=== Records for this exercise ===

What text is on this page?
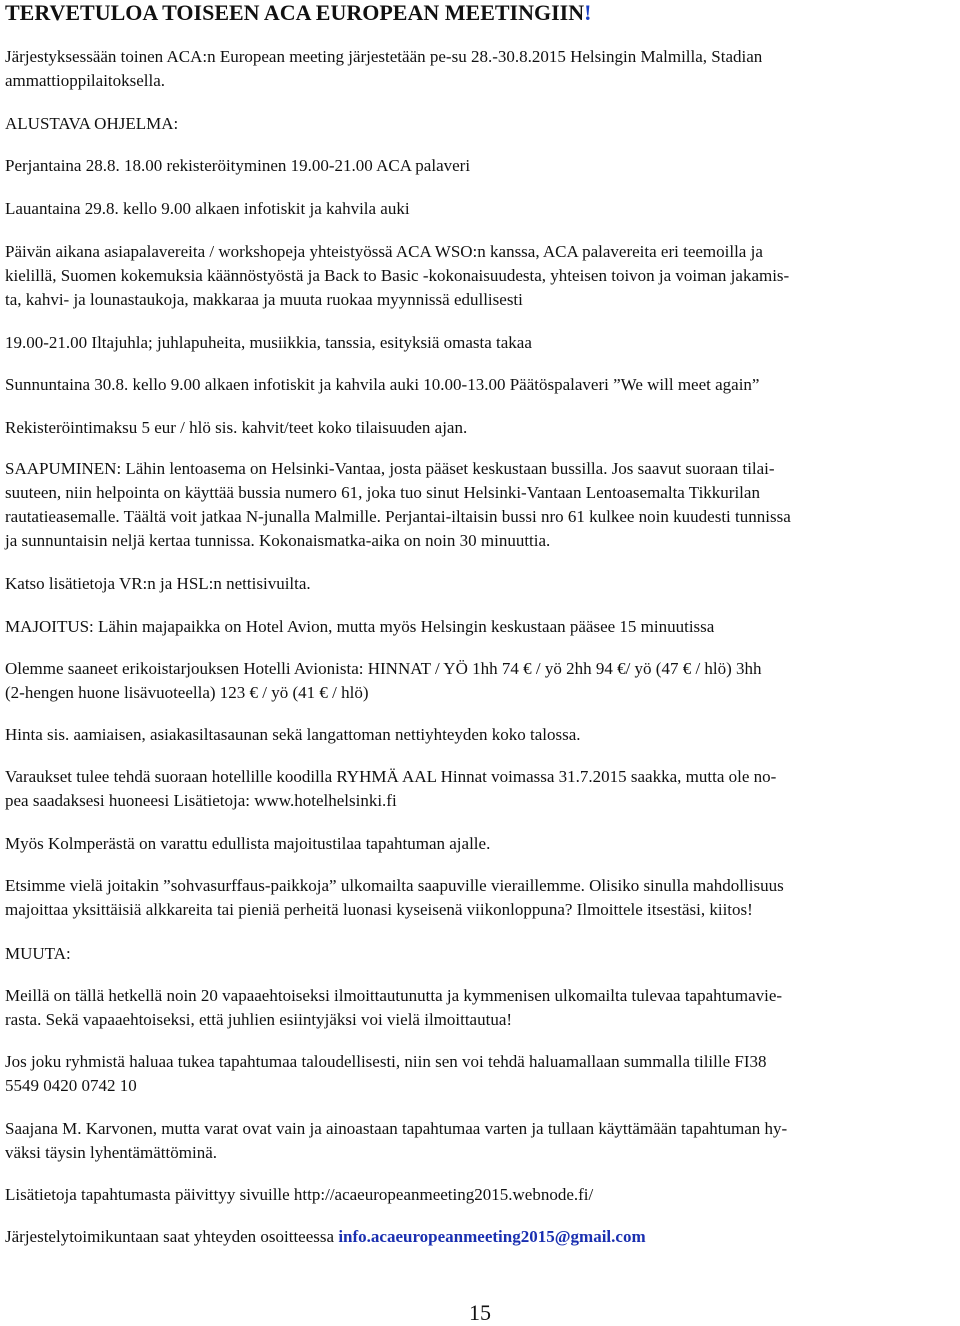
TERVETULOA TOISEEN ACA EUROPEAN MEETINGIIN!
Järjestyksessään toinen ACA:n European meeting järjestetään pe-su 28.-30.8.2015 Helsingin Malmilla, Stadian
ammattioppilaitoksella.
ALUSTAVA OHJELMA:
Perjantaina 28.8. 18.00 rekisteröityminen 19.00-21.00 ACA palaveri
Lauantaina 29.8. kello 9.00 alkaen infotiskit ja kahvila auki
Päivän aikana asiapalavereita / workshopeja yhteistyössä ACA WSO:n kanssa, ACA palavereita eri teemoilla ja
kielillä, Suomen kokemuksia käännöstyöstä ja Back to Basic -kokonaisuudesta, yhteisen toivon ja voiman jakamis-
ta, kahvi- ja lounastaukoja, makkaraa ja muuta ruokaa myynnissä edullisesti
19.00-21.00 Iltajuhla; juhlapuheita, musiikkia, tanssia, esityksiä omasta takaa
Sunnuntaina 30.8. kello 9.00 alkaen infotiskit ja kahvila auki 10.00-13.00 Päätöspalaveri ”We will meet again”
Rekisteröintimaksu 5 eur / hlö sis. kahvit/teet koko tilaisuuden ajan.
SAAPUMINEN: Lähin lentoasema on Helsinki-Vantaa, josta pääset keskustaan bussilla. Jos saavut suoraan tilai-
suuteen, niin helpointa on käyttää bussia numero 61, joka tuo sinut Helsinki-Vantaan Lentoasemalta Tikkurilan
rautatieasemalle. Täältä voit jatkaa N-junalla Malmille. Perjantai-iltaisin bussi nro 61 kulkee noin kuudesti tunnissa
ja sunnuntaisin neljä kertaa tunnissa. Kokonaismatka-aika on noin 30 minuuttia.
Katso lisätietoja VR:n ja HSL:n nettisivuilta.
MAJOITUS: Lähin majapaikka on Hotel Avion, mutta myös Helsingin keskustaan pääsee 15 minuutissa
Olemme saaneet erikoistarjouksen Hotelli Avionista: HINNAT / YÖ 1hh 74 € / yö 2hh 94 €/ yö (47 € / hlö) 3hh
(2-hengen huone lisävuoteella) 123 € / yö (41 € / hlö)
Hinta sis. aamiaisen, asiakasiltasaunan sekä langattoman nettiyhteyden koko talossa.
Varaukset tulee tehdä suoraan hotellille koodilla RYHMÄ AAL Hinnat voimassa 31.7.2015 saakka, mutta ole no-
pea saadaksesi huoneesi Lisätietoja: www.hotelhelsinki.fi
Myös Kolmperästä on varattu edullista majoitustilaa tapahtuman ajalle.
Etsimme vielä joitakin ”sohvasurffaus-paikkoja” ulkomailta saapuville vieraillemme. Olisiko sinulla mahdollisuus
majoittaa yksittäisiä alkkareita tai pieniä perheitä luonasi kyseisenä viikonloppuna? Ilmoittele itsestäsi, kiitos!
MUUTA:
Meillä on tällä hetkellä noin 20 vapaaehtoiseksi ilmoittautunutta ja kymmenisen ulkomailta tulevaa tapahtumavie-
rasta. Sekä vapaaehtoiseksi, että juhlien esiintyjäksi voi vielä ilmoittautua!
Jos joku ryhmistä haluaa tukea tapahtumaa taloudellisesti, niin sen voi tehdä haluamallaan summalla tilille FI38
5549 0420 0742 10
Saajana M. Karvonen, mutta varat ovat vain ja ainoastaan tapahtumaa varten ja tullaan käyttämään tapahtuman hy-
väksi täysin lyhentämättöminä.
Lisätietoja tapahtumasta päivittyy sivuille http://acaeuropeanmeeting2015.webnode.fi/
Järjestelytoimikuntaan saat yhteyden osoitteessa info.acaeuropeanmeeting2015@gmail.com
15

--

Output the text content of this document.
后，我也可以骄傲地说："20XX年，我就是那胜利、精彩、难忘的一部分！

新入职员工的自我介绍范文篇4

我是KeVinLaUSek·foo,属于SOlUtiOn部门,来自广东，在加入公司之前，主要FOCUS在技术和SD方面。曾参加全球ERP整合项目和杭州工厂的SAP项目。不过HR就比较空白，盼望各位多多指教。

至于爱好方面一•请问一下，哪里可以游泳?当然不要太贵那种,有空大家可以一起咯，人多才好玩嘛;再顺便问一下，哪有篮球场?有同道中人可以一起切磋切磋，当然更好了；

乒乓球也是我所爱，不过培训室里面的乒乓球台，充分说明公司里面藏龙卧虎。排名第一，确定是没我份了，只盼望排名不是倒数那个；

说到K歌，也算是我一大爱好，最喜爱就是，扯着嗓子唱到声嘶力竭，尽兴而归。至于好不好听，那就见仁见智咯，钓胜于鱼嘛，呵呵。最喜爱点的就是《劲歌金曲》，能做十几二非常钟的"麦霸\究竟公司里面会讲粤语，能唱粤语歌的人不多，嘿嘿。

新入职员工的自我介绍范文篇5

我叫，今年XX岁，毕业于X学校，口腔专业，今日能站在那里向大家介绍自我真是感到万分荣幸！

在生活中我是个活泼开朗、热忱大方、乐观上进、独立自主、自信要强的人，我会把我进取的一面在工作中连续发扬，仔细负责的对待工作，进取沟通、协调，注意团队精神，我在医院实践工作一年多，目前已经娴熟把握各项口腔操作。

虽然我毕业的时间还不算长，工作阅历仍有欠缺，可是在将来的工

=== Challenge ===
Choose all lines containing the string "ulkomailta" and copy them out.

=== Solved problem ===
Etsimme vielä joitakin ”sohvasurffaus-paikkoja” ulkomailta saapuville vieraillemme. Olisiko sinulla mahdollisuus
Meillä on tällä hetkellä noin 20 vapaaehtoiseksi ilmoittautunutta ja kymmenisen ulkomailta tulevaa tapahtumavie-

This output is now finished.